◆ Directive
Extend the review of The Dark Knight Rises, starting right after its final sentence.

◆ Reading passage
The Dark Knight Rises - movie review

From July 24, 2012

Score: A
First off, is 'The Dark Knight Rises' better than 'Batman Begins'? Yes.
Is it better than 'The Dark Knight'? No, but then again I think few movies are.
The direction: great. The acting: great. The music: great. No surprise there. 
Bane's theme is the booming drums (which sound like Japanese taiko drums). While I like it a lot, I still miss the quiet, weird atonal note that heralded the Joker's presence. But the heart-pumping drums let you know that Bane is on the scene.
Also, Selina Kyle's theme song is a nice little piano flourish. And thank you, Nolan, thank you for NOT ever calling Selina Kyle "Catwoman" in the film! Calling her that wouldn't have fit with Nolan's more realistic Batman movies.
I'm so glad to see the Tumbler back! And not only the one Tumbler. There's about 6-10 of them running around Gotham, still with their army fatigue paint job. Cool! Also, the Batwing -- called simply "The Bat" -- is very neat, too.
Bane's voice IS hard to understand some of the time. The filmmakers got a lot of flak once people heard it because everyone said it was hard to understand. Nolan chimed back with something about it not being entirely important to understand Bane all of the time. I would disagree. Bane has some great lines, it might just take you a few viewings to understand him fully. 
'The Dark Knight Rises' is a big movie. Maybe a little too big. In some respects it seems a little out of step with the other two Christopher Nolan films. 'Batman Begins' was Batman vs. the head mobster of Gotham and the cops and judges who were in his pocket. 
'The Dark Knight' was Batman vs. the Joker (an insane mobster) as well as the other mobsters in the city (with a twisted Harvey Dent near the end). 
'The Dark Knight Rises' is all of a sudden Batman vs. the terrorist revolutionary Bane and... [drum roll]... a nuke!

◆ Record list
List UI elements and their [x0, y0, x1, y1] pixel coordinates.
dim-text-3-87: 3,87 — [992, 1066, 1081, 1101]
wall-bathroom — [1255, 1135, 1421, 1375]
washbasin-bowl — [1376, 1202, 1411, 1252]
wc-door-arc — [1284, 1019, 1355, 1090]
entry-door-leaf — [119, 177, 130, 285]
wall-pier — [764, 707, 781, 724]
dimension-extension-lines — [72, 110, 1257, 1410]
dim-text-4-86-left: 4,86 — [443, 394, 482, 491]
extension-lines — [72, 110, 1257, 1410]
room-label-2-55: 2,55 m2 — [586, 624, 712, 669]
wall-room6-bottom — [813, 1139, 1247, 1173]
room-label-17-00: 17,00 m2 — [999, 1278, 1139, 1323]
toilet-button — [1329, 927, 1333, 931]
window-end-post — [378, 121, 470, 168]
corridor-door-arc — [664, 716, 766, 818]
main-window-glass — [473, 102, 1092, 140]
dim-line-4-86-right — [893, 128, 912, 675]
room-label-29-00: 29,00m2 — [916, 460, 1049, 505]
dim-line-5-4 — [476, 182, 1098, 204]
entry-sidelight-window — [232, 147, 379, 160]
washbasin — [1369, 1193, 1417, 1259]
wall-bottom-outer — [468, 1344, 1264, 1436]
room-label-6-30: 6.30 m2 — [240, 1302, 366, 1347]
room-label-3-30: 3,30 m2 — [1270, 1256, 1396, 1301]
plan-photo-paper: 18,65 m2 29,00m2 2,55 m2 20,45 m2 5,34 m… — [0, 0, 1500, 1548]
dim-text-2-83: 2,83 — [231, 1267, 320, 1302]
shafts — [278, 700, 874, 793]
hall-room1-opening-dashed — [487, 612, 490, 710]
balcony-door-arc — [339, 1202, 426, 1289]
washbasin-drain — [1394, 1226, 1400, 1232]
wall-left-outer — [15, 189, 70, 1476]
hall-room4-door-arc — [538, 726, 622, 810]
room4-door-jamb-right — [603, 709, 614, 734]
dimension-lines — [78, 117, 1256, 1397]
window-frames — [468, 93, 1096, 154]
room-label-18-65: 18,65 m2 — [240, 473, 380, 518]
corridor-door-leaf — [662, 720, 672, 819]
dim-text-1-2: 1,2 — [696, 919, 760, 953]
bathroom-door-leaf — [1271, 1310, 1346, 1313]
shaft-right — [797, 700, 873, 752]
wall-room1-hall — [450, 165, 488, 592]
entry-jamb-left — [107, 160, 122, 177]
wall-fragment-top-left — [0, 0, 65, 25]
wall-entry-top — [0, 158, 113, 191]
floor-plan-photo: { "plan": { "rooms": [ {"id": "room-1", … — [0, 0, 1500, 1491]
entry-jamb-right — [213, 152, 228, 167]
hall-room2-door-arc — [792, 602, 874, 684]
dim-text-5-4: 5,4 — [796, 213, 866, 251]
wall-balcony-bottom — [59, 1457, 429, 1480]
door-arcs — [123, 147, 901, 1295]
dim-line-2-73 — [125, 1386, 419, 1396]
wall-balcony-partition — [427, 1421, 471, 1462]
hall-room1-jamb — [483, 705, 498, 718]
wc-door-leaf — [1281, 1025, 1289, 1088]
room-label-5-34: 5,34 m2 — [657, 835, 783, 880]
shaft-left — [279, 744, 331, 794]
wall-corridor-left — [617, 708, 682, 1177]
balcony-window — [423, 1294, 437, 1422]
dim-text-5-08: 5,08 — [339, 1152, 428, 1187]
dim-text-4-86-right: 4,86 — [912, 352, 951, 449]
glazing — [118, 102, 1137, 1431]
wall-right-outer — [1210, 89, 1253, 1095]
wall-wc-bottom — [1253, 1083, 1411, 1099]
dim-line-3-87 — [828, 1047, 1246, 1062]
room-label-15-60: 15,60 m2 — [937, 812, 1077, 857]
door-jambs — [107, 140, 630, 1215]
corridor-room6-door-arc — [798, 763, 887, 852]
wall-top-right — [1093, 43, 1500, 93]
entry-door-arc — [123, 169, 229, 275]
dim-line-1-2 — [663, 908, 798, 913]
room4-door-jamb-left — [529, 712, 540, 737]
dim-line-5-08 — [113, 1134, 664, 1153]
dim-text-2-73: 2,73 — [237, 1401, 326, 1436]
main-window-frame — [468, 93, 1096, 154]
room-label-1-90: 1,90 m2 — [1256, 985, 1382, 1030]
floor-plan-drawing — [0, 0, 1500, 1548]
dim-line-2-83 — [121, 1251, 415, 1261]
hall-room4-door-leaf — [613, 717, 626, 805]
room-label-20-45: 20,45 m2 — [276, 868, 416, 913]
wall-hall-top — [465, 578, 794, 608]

◆ Result of this exercise
That's about as big and balls-to-the-wall as you can go. The director and writers make it work, though. Like I said, it just may be a little TOO big. 
However, 'The Dark Knight Rises' actually feels more in-step with 'Batman Begins' than 'The Dark Knight' did because it's more of a direct sequel to 'Batman Begins'. It again follows the League of Shadows' interest in razing Gotham, which was started in 'Batman Begins'. 
It helps to remember the first two Nolan movies, because 'The Dark Knight Rises' quotes them a lot, visually speaking. There's quick shots spliced in from 'The Dark Knight' and 'Batman Begins'. And the prison in the film recalls the tunnel young Bruce Wayne falls down in 'Batman Begins'.
I think simply because it deals with a shadow society bent on Gotham's destruction again, 'The Dark Knight Rises' also feels more like a comic book movie again, as opposed to 'The Dark Knight', which felt like a cop/mobster movie that just happened to have Batman running around in it. 'The Dark Knight' felt more real because of that. 'The Dark Knight Rises' feels like a comic book movie once more. And that's not a bad thing. I'm just noting it.
Also, it's hard to put into words, but something about 'The Dark Knight Rises' just isn't as personal as 'The Dark Knight' was. It's not necessarily a bad thing, it just is what it is.
I think in its attempts to be bigger than its predecessor, 'The Dark Knight Rises' loses that human element. 'The Dark Knight' was more about the people of the city (Batman/Bruce Wayne's love triangle with Rachael and Harvey Dent, the Joker killing people up close and personal with a knife, etc.). 
'The Dark Knight Rises' is more about Gotham the city, than it is about the people of Gotham. 
The film does suffer a bit from what most critics and commentators have noted: it's deadly serious, with little-to-no moments of levity, unlike the previous two Nolan films. 
I would disagree a little bit with that because Selina Kyle offers a lot of the humor in the film. The two guys who did most of the wisecracking in the first two films -- Alfred and Lucius Fox -- are not funny in this one, for good reasons. They're worlds have gone to shit. What the hell are they supposed to joke about, movie critics?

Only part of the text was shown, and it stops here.